— START OF Entries provided —
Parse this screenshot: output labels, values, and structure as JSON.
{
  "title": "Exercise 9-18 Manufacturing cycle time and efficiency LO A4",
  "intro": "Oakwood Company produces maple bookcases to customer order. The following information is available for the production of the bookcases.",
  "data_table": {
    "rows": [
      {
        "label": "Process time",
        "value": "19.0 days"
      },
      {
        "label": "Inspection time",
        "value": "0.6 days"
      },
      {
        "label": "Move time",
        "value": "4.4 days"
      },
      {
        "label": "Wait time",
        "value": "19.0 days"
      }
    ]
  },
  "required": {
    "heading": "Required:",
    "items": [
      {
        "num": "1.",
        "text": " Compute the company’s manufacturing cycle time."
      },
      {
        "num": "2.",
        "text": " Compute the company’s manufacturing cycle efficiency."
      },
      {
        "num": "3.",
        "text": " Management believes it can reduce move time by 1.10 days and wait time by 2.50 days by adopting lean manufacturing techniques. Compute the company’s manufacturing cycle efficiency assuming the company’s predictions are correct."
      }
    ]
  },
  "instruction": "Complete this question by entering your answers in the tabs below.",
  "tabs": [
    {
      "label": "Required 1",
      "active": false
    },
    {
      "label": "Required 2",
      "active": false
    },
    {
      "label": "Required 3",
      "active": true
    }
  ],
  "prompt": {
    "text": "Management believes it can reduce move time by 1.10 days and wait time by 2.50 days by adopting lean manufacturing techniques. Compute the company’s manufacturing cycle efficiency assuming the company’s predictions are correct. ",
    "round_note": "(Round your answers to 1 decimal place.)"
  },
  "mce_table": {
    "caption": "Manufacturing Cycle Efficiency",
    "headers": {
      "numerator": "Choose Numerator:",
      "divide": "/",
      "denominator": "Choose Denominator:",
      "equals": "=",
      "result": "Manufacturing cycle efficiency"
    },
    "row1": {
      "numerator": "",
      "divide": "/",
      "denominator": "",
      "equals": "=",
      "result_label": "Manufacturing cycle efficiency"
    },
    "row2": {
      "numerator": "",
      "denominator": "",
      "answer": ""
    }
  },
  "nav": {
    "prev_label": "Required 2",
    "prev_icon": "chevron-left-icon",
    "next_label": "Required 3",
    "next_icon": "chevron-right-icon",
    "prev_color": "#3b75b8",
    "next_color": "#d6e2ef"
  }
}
— END OF Entries provided —
**What you have to do:** Reproduce the complete data exactly as presented above.

**Answer to this problem:**
Parse this screenshot: output labels, values, and structure as JSON.
{
  "title": "Exercise 9-18 Manufacturing cycle time and efficiency LO A4",
  "intro": "Oakwood Company produces maple bookcases to customer order. The following information is available for the production of the bookcases.",
  "data_table": {
    "rows": [
      {
        "label": "Process time",
        "value": "19.0 days"
      },
      {
        "label": "Inspection time",
        "value": "0.6 days"
      },
      {
        "label": "Move time",
        "value": "4.4 days"
      },
      {
        "label": "Wait time",
        "value": "19.0 days"
      }
    ]
  },
  "required": {
    "heading": "Required:",
    "items": [
      {
        "num": "1.",
        "text": " Compute the company’s manufacturing cycle time."
      },
      {
        "num": "2.",
        "text": " Compute the company’s manufacturing cycle efficiency."
      },
      {
        "num": "3.",
        "text": " Management believes it can reduce move time by 1.10 days and wait time by 2.50 days by adopting lean manufacturing techniques. Compute the company’s manufacturing cycle efficiency assuming the company’s predictions are correct."
      }
    ]
  },
  "instruction": "Complete this question by entering your answers in the tabs below.",
  "tabs": [
    {
      "label": "Required 1",
      "active": false
    },
    {
      "label": "Required 2",
      "active": false
    },
    {
      "label": "Required 3",
      "active": true
    }
  ],
  "prompt": {
    "text": "Management believes it can reduce move time by 1.10 days and wait time by 2.50 days by adopting lean manufacturing techniques. Compute the company’s manufacturing cycle efficiency assuming the company’s predictions are correct. ",
    "round_note": "(Round your answers to 1 decimal place.)"
  },
  "mce_table": {
    "caption": "Manufacturing Cycle Efficiency",
    "headers": {
      "numerator": "Choose Numerator:",
      "divide": "/",
      "denominator": "Choose Denominator:",
      "equals": "=",
      "result": "Manufacturing cycle efficiency"
    },
    "row1": {
      "numerator": "",
      "divide": "/",
      "denominator": "",
      "equals": "=",
      "result_label": "Manufacturing cycle efficiency"
    },
    "row2": {
      "numerator": "",
      "denominator": "",
      "answer": ""
    }
  },
  "nav": {
    "prev_label": "Required 2",
    "prev_icon": "chevron-left-icon",
    "next_label": "Required 3",
    "next_icon": "chevron-right-icon",
    "prev_color": "#3b75b8",
    "next_color": "#d6e2ef"
  }
}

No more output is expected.